(Data items)
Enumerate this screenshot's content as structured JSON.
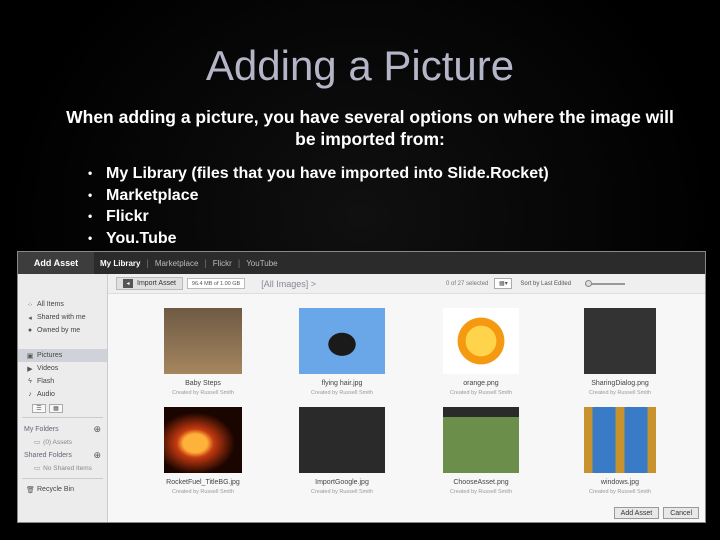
{
  "slide": {
    "title": "Adding a Picture",
    "intro": "When adding a picture, you have several options on where the image will be imported from:",
    "bullets": [
      "My Library (files that you have imported into Slide.Rocket)",
      "Marketplace",
      "Flickr",
      "You.Tube"
    ]
  },
  "dialog": {
    "title": "Add Asset",
    "tabs": [
      "My Library",
      "Marketplace",
      "Flickr",
      "YouTube"
    ],
    "active_tab": "My Library",
    "sidebar": {
      "items": [
        {
          "label": "All Items",
          "icon": "grid-icon"
        },
        {
          "label": "Shared with me",
          "icon": "share-icon"
        },
        {
          "label": "Owned by me",
          "icon": "person-icon"
        },
        {
          "label": "Pictures",
          "icon": "picture-icon",
          "active": true
        },
        {
          "label": "Videos",
          "icon": "video-icon"
        },
        {
          "label": "Flash",
          "icon": "flash-icon"
        },
        {
          "label": "Audio",
          "icon": "audio-icon"
        }
      ],
      "my_folders_label": "My Folders",
      "my_folders_empty": "(0) Assets",
      "shared_folders_label": "Shared Folders",
      "shared_folders_empty": "No Shared Items",
      "recycle_bin": "Recycle Bin"
    },
    "toolbar": {
      "import_label": "Import Asset",
      "quota": "96.4 MB of 1.00 GB",
      "breadcrumb": "[All Images] >",
      "selection": "0 of 27 selected",
      "sort": "Sort by Last Edited"
    },
    "assets": [
      {
        "name": "Baby Steps",
        "credit": "Created by Russell Smith",
        "color": "#8a6a4a"
      },
      {
        "name": "flying hair.jpg",
        "credit": "Created by Russell Smith",
        "color": "#3a7bc8"
      },
      {
        "name": "orange.png",
        "credit": "Created by Russell Smith",
        "color": "#f59a10"
      },
      {
        "name": "SharingDialog.png",
        "credit": "Created by Russell Smith",
        "color": "#333333"
      },
      {
        "name": "RocketFuel_TitleBG.jpg",
        "credit": "Created by Russell Smith",
        "color": "#c43a10"
      },
      {
        "name": "ImportGoogle.jpg",
        "credit": "Created by Russell Smith",
        "color": "#2a2a2a"
      },
      {
        "name": "ChooseAsset.png",
        "credit": "Created by Russell Smith",
        "color": "#3d4a3a"
      },
      {
        "name": "windows.jpg",
        "credit": "Created by Russell Smith",
        "color": "#c8922e"
      }
    ],
    "buttons": {
      "add": "Add Asset",
      "cancel": "Cancel"
    }
  }
}
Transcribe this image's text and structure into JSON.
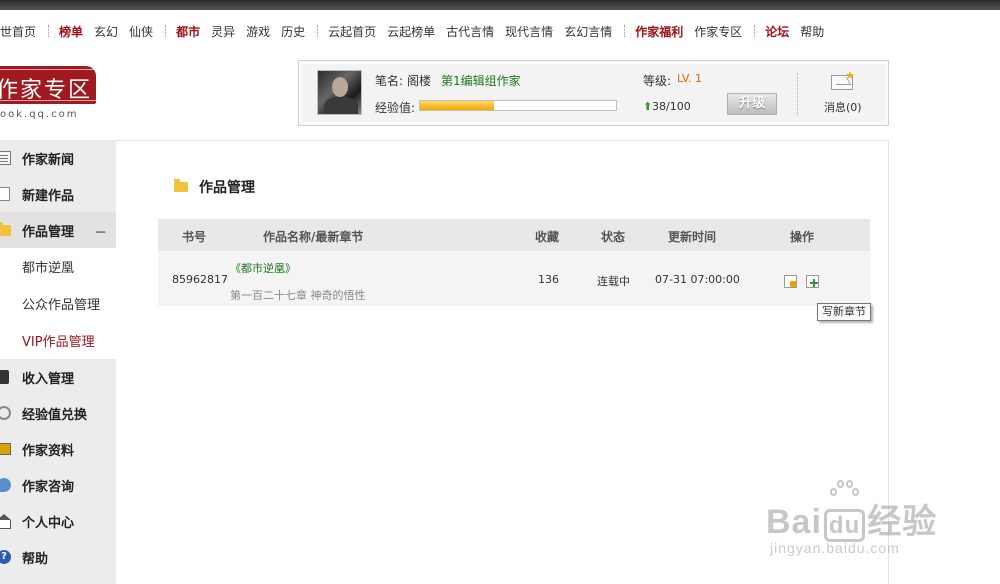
{
  "topnav": {
    "groups": [
      [
        {
          "label": "世首页",
          "hl": false
        }
      ],
      [
        {
          "label": "榜单",
          "hl": true
        },
        {
          "label": "玄幻",
          "hl": false
        },
        {
          "label": "仙侠",
          "hl": false
        }
      ],
      [
        {
          "label": "都市",
          "hl": true
        },
        {
          "label": "灵异",
          "hl": false
        },
        {
          "label": "游戏",
          "hl": false
        },
        {
          "label": "历史",
          "hl": false
        }
      ],
      [
        {
          "label": "云起首页",
          "hl": false
        },
        {
          "label": "云起榜单",
          "hl": false
        },
        {
          "label": "古代言情",
          "hl": false
        },
        {
          "label": "现代言情",
          "hl": false
        },
        {
          "label": "玄幻言情",
          "hl": false
        }
      ],
      [
        {
          "label": "作家福利",
          "hl": true
        },
        {
          "label": "作家专区",
          "hl": false
        }
      ],
      [
        {
          "label": "论坛",
          "hl": true
        },
        {
          "label": "帮助",
          "hl": false
        }
      ]
    ]
  },
  "logo": {
    "title": "作家专区",
    "subtitle": "ook.qq.com"
  },
  "user": {
    "pen_label": "笔名:",
    "pen_name": "阁楼",
    "editor_group": "第1编辑组作家",
    "exp_label": "经验值:",
    "exp_progress": 0.38,
    "level_label": "等级:",
    "level_value": "LV. 1",
    "exp_count": "38/100",
    "upgrade_label": "升级",
    "message_label": "消息(0)"
  },
  "sidebar": {
    "items": [
      {
        "label": "作家新闻",
        "icon": "news-icon"
      },
      {
        "label": "新建作品",
        "icon": "new-doc-icon"
      },
      {
        "label": "作品管理",
        "icon": "folder-icon",
        "toggle": "－"
      },
      {
        "label": "收入管理",
        "icon": "income-icon"
      },
      {
        "label": "经验值兑换",
        "icon": "exchange-icon"
      },
      {
        "label": "作家资料",
        "icon": "profile-icon"
      },
      {
        "label": "作家咨询",
        "icon": "consult-icon"
      },
      {
        "label": "个人中心",
        "icon": "home-icon"
      },
      {
        "label": "帮助",
        "icon": "help-icon"
      }
    ],
    "subitems": [
      "都市逆凰",
      "公众作品管理",
      "VIP作品管理"
    ]
  },
  "main": {
    "section_title": "作品管理",
    "columns": [
      "书号",
      "作品名称/最新章节",
      "收藏",
      "状态",
      "更新时间",
      "操作"
    ],
    "rows": [
      {
        "id": "85962817",
        "title": "《都市逆凰》",
        "chapter": "第一百二十七章 神奇的悟性",
        "favorites": "136",
        "status": "连载中",
        "updated": "07-31 07:00:00"
      }
    ],
    "tooltip": "写新章节"
  },
  "watermark": {
    "brand_a": "Bai",
    "brand_b": "du",
    "brand_c": "经验",
    "url": "jingyan.baidu.com"
  },
  "colors": {
    "accent_red": "#a0121b",
    "link_green": "#1b7a1b",
    "exp_orange": "#f0a800"
  }
}
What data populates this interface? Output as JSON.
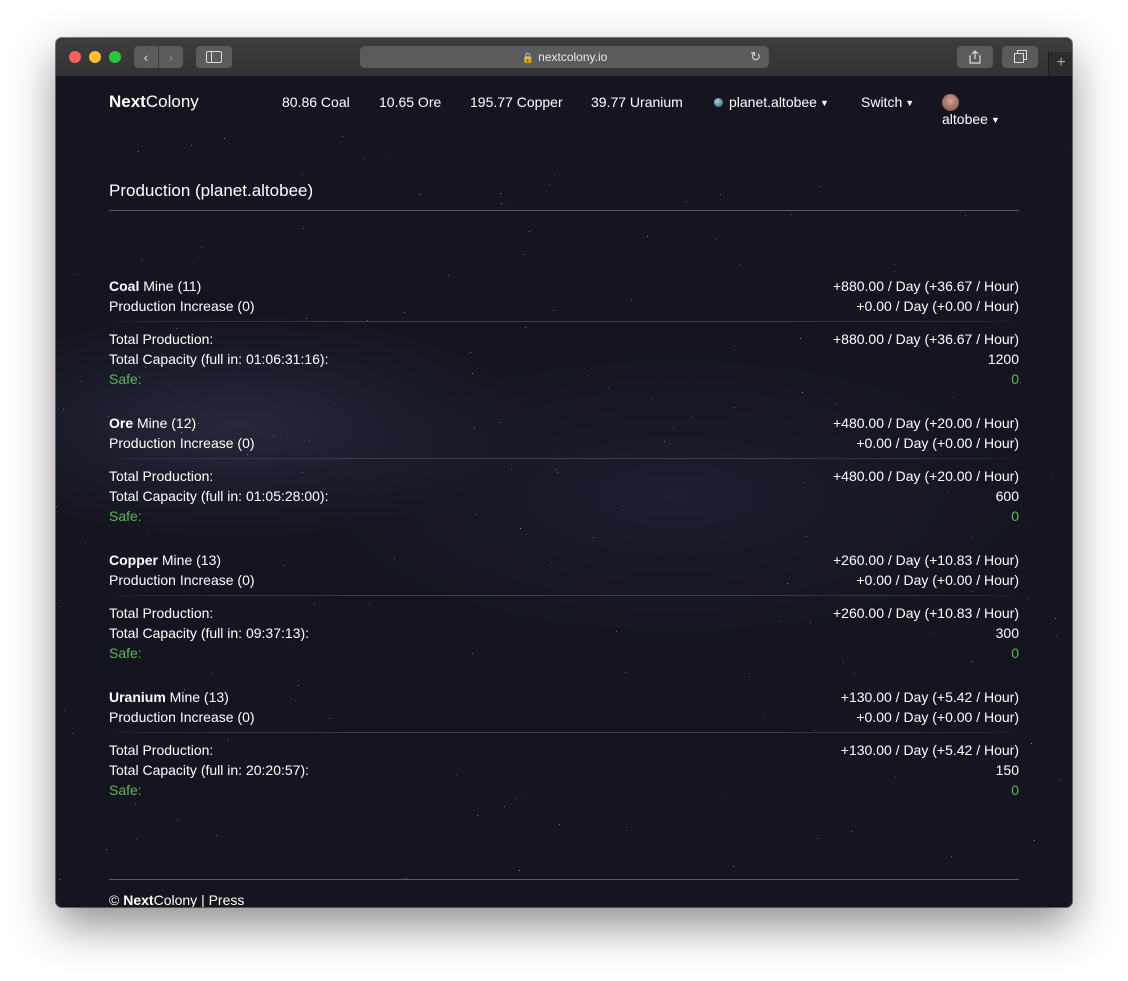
{
  "browser": {
    "url": "nextcolony.io"
  },
  "nav": {
    "brand_bold": "Next",
    "brand_rest": "Colony",
    "resources": [
      "80.86 Coal",
      "10.65 Ore",
      "195.77 Copper",
      "39.77 Uranium"
    ],
    "planet": "planet.altobee",
    "switch_label": "Switch",
    "user": "altobee"
  },
  "page_title": "Production (planet.altobee)",
  "mines": [
    {
      "resource": "Coal",
      "mine_label": " Mine (11)",
      "rate": "+880.00 / Day (+36.67 / Hour)",
      "increase_label": "Production Increase (0)",
      "increase_rate": "+0.00 / Day (+0.00 / Hour)",
      "total_label": "Total Production:",
      "total_rate": "+880.00 / Day (+36.67 / Hour)",
      "capacity_label": "Total Capacity (full in: 01:06:31:16):",
      "capacity": "1200",
      "safe_label": "Safe:",
      "safe": "0"
    },
    {
      "resource": "Ore",
      "mine_label": " Mine (12)",
      "rate": "+480.00 / Day (+20.00 / Hour)",
      "increase_label": "Production Increase (0)",
      "increase_rate": "+0.00 / Day (+0.00 / Hour)",
      "total_label": "Total Production:",
      "total_rate": "+480.00 / Day (+20.00 / Hour)",
      "capacity_label": "Total Capacity (full in: 01:05:28:00):",
      "capacity": "600",
      "safe_label": "Safe:",
      "safe": "0"
    },
    {
      "resource": "Copper",
      "mine_label": " Mine (13)",
      "rate": "+260.00 / Day (+10.83 / Hour)",
      "increase_label": "Production Increase (0)",
      "increase_rate": "+0.00 / Day (+0.00 / Hour)",
      "total_label": "Total Production:",
      "total_rate": "+260.00 / Day (+10.83 / Hour)",
      "capacity_label": "Total Capacity (full in: 09:37:13):",
      "capacity": "300",
      "safe_label": "Safe:",
      "safe": "0"
    },
    {
      "resource": "Uranium",
      "mine_label": " Mine (13)",
      "rate": "+130.00 / Day (+5.42 / Hour)",
      "increase_label": "Production Increase (0)",
      "increase_rate": "+0.00 / Day (+0.00 / Hour)",
      "total_label": "Total Production:",
      "total_rate": "+130.00 / Day (+5.42 / Hour)",
      "capacity_label": "Total Capacity (full in: 20:20:57):",
      "capacity": "150",
      "safe_label": "Safe:",
      "safe": "0"
    }
  ],
  "footer": {
    "copyright": "©",
    "brand_bold": "Next",
    "brand_rest": "Colony",
    "separator": "|",
    "press": "Press"
  },
  "colors": {
    "background": "#14151f",
    "safe_green": "#5cb85c",
    "text": "#ffffff"
  }
}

--- Task description ---
Scan the material above for the word "have". Copy each line where it occurs.

--- Correct response ---
    "intro": "When adding a picture, you have several options on where the image will be imported from:",
      "My Library (files that you have imported into Slide.Rocket)",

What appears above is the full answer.